Required task: Write out all of the entries that follow, word for word, but skip the pictures.

***

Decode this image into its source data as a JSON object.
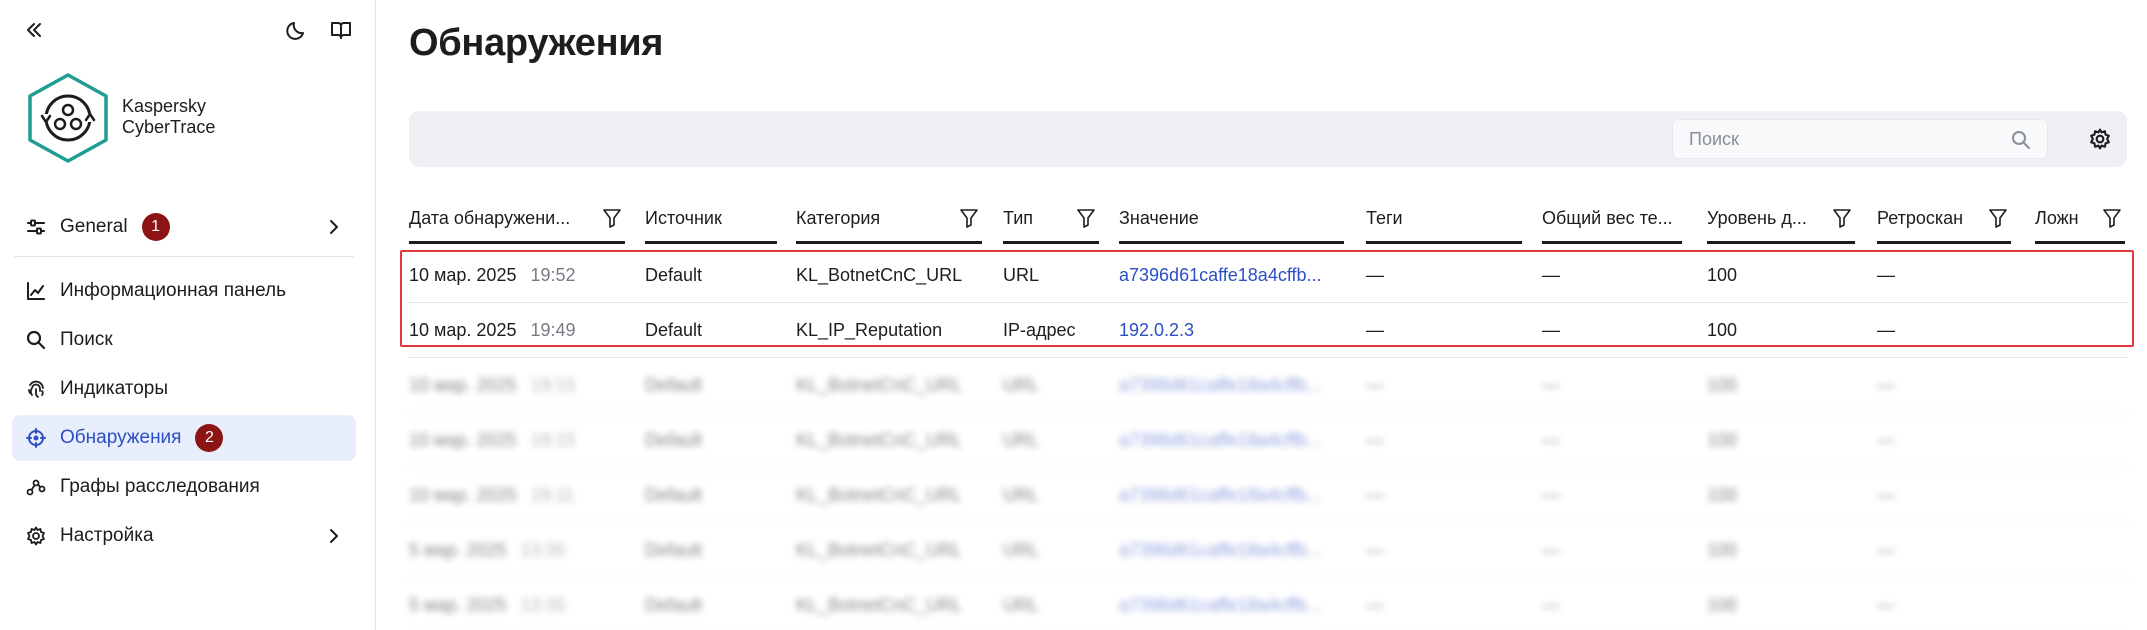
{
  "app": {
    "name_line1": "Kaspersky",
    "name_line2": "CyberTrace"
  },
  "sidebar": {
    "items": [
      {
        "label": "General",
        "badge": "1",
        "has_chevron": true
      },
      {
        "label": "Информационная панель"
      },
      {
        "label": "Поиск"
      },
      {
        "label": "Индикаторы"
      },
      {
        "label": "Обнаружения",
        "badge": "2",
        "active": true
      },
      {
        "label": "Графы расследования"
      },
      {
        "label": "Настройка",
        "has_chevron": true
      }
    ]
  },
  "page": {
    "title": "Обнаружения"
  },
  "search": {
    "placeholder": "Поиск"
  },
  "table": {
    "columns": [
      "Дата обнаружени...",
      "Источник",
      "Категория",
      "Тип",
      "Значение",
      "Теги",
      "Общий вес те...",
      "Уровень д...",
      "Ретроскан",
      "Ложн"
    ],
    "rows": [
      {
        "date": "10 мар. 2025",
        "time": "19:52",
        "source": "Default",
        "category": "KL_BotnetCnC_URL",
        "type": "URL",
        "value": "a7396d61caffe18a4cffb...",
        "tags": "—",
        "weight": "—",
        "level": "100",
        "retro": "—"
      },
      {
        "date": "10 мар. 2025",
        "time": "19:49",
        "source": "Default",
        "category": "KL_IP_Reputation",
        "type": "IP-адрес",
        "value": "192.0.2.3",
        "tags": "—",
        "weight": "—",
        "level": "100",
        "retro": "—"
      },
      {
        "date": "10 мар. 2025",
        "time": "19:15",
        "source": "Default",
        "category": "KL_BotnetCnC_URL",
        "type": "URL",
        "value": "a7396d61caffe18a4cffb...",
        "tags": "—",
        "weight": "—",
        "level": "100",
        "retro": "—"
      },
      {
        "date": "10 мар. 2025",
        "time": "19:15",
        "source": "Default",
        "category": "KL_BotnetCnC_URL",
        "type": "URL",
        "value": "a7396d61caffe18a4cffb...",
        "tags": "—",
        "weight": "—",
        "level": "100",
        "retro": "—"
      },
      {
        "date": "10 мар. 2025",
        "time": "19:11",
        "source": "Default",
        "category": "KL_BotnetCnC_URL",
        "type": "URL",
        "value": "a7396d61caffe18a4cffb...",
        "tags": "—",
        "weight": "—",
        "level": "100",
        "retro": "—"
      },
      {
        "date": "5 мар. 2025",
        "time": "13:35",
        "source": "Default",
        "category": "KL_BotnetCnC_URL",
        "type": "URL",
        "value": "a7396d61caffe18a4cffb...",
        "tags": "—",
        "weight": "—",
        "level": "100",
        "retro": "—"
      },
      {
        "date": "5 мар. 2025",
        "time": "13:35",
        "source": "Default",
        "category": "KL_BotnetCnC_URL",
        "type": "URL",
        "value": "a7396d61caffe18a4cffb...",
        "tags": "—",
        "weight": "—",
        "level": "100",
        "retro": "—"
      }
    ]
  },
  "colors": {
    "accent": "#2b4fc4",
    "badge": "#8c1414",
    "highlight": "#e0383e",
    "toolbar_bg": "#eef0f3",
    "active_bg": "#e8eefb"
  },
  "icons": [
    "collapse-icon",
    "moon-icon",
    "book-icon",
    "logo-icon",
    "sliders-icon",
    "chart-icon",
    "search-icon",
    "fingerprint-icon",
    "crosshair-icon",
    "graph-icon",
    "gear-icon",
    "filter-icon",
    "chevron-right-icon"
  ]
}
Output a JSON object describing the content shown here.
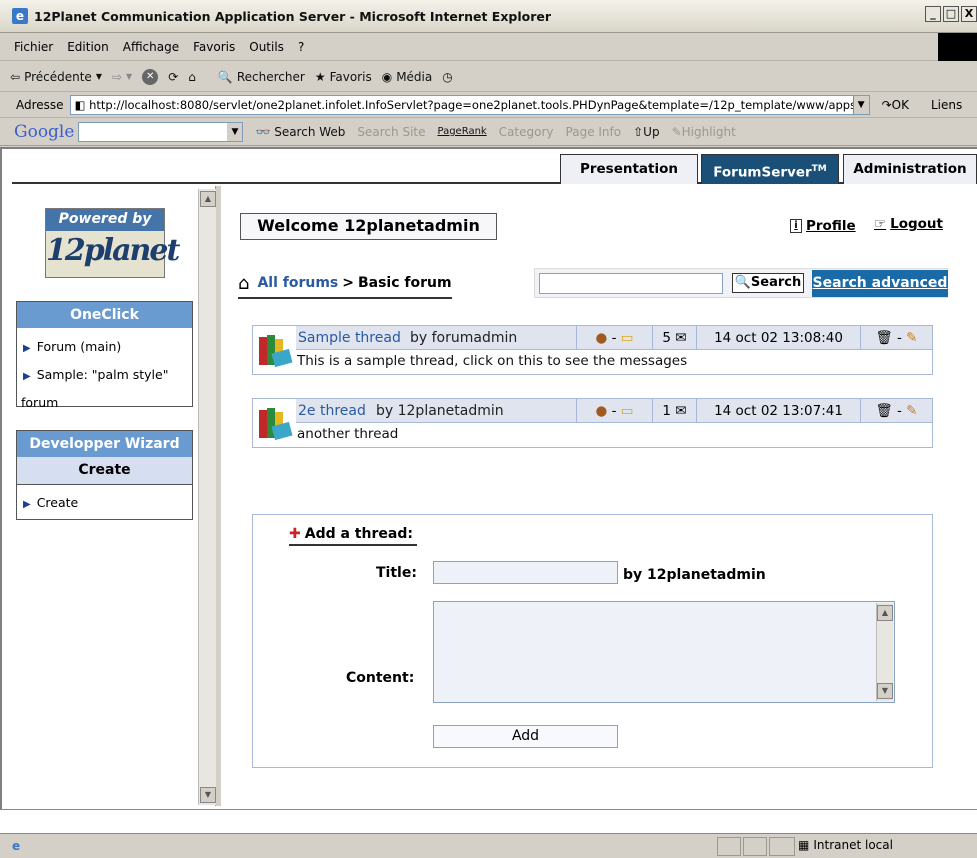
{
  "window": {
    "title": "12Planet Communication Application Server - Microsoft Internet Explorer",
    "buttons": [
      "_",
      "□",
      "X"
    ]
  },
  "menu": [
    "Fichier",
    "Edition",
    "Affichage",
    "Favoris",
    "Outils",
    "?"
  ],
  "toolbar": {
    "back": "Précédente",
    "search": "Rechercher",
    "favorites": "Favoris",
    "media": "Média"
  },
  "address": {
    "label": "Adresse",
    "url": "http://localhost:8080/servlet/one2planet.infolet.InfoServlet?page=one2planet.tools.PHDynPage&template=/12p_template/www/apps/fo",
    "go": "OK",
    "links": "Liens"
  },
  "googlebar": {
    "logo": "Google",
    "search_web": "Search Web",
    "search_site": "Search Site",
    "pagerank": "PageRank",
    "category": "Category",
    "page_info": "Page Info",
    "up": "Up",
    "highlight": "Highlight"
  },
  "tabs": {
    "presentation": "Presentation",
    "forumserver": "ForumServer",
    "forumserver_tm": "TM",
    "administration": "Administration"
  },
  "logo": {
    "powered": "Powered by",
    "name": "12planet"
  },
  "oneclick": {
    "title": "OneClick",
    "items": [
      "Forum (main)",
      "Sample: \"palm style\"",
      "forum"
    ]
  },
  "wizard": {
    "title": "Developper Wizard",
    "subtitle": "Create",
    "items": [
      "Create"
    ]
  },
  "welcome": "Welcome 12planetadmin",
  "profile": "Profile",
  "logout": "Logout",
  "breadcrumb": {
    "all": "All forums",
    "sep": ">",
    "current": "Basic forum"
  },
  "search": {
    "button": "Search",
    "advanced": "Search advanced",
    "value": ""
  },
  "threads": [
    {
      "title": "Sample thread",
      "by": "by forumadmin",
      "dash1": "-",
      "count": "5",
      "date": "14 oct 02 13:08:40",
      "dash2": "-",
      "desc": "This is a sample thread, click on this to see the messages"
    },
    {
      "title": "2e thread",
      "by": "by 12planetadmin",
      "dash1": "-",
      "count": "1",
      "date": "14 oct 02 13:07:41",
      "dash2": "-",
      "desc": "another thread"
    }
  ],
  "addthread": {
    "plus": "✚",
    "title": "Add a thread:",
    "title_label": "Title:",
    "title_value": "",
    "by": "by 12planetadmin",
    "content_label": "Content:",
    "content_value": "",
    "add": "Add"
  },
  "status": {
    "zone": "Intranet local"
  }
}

***

Solution to this task:
Decode this image into its source data as a JSON object.
{
  "app": {
    "name_line1": "Kaspersky",
    "name_line2": "CyberTrace"
  },
  "sidebar": {
    "items": [
      {
        "label": "General",
        "badge": "1",
        "has_chevron": true
      },
      {
        "label": "Информационная панель"
      },
      {
        "label": "Поиск"
      },
      {
        "label": "Индикаторы"
      },
      {
        "label": "Обнаружения",
        "badge": "2",
        "active": true
      },
      {
        "label": "Графы расследования"
      },
      {
        "label": "Настройка",
        "has_chevron": true
      }
    ]
  },
  "page": {
    "title": "Обнаружения"
  },
  "search": {
    "placeholder": "Поиск"
  },
  "table": {
    "columns": [
      "Дата обнаружени...",
      "Источник",
      "Категория",
      "Тип",
      "Значение",
      "Теги",
      "Общий вес те...",
      "Уровень д...",
      "Ретроскан",
      "Ложн"
    ],
    "rows": [
      {
        "date": "10 мар. 2025",
        "time": "19:52",
        "source": "Default",
        "category": "KL_BotnetCnC_URL",
        "type": "URL",
        "value": "a7396d61caffe18a4cffb...",
        "tags": "—",
        "weight": "—",
        "level": "100",
        "retro": "—"
      },
      {
        "date": "10 мар. 2025",
        "time": "19:49",
        "source": "Default",
        "category": "KL_IP_Reputation",
        "type": "IP-адрес",
        "value": "192.0.2.3",
        "tags": "—",
        "weight": "—",
        "level": "100",
        "retro": "—"
      },
      {
        "date": "10 мар. 2025",
        "time": "19:15",
        "source": "Default",
        "category": "KL_BotnetCnC_URL",
        "type": "URL",
        "value": "a7396d61caffe18a4cffb...",
        "tags": "—",
        "weight": "—",
        "level": "100",
        "retro": "—"
      },
      {
        "date": "10 мар. 2025",
        "time": "19:15",
        "source": "Default",
        "category": "KL_BotnetCnC_URL",
        "type": "URL",
        "value": "a7396d61caffe18a4cffb...",
        "tags": "—",
        "weight": "—",
        "level": "100",
        "retro": "—"
      },
      {
        "date": "10 мар. 2025",
        "time": "19:11",
        "source": "Default",
        "category": "KL_BotnetCnC_URL",
        "type": "URL",
        "value": "a7396d61caffe18a4cffb...",
        "tags": "—",
        "weight": "—",
        "level": "100",
        "retro": "—"
      },
      {
        "date": "5 мар. 2025",
        "time": "13:35",
        "source": "Default",
        "category": "KL_BotnetCnC_URL",
        "type": "URL",
        "value": "a7396d61caffe18a4cffb...",
        "tags": "—",
        "weight": "—",
        "level": "100",
        "retro": "—"
      },
      {
        "date": "5 мар. 2025",
        "time": "13:35",
        "source": "Default",
        "category": "KL_BotnetCnC_URL",
        "type": "URL",
        "value": "a7396d61caffe18a4cffb...",
        "tags": "—",
        "weight": "—",
        "level": "100",
        "retro": "—"
      }
    ]
  },
  "colors": {
    "accent": "#2b4fc4",
    "badge": "#8c1414",
    "highlight": "#e0383e",
    "toolbar_bg": "#eef0f3",
    "active_bg": "#e8eefb"
  },
  "icons": [
    "collapse-icon",
    "moon-icon",
    "book-icon",
    "logo-icon",
    "sliders-icon",
    "chart-icon",
    "search-icon",
    "fingerprint-icon",
    "crosshair-icon",
    "graph-icon",
    "gear-icon",
    "filter-icon",
    "chevron-right-icon"
  ]
}
Output a JSON object describing the content shown here.
{
  "window": {
    "title": "12Planet Communication Application Server - Microsoft Internet Explorer",
    "buttons": [
      "_",
      "□",
      "X"
    ]
  },
  "menu": [
    "Fichier",
    "Edition",
    "Affichage",
    "Favoris",
    "Outils",
    "?"
  ],
  "toolbar": {
    "back": "Précédente",
    "search": "Rechercher",
    "favorites": "Favoris",
    "media": "Média"
  },
  "address": {
    "label": "Adresse",
    "url": "http://localhost:8080/servlet/one2planet.infolet.InfoServlet?page=one2planet.tools.PHDynPage&template=/12p_template/www/apps/fo",
    "go": "OK",
    "links": "Liens"
  },
  "googlebar": {
    "logo": "Google",
    "search_web": "Search Web",
    "search_site": "Search Site",
    "pagerank": "PageRank",
    "category": "Category",
    "page_info": "Page Info",
    "up": "Up",
    "highlight": "Highlight"
  },
  "tabs": {
    "presentation": "Presentation",
    "forumserver": "ForumServer",
    "forumserver_tm": "TM",
    "administration": "Administration"
  },
  "logo": {
    "powered": "Powered by",
    "name": "12planet"
  },
  "oneclick": {
    "title": "OneClick",
    "items": [
      "Forum (main)",
      "Sample: \"palm style\"",
      "forum"
    ]
  },
  "wizard": {
    "title": "Developper Wizard",
    "subtitle": "Create",
    "items": [
      "Create"
    ]
  },
  "welcome": "Welcome 12planetadmin",
  "profile": "Profile",
  "logout": "Logout",
  "breadcrumb": {
    "all": "All forums",
    "sep": ">",
    "current": "Basic forum"
  },
  "search": {
    "button": "Search",
    "advanced": "Search advanced",
    "value": ""
  },
  "threads": [
    {
      "title": "Sample thread",
      "by": "by forumadmin",
      "dash1": "-",
      "count": "5",
      "date": "14 oct 02 13:08:40",
      "dash2": "-",
      "desc": "This is a sample thread, click on this to see the messages"
    },
    {
      "title": "2e thread",
      "by": "by 12planetadmin",
      "dash1": "-",
      "count": "1",
      "date": "14 oct 02 13:07:41",
      "dash2": "-",
      "desc": "another thread"
    }
  ],
  "addthread": {
    "plus": "✚",
    "title": "Add a thread:",
    "title_label": "Title:",
    "title_value": "",
    "by": "by 12planetadmin",
    "content_label": "Content:",
    "content_value": "",
    "add": "Add"
  },
  "status": {
    "zone": "Intranet local"
  }
}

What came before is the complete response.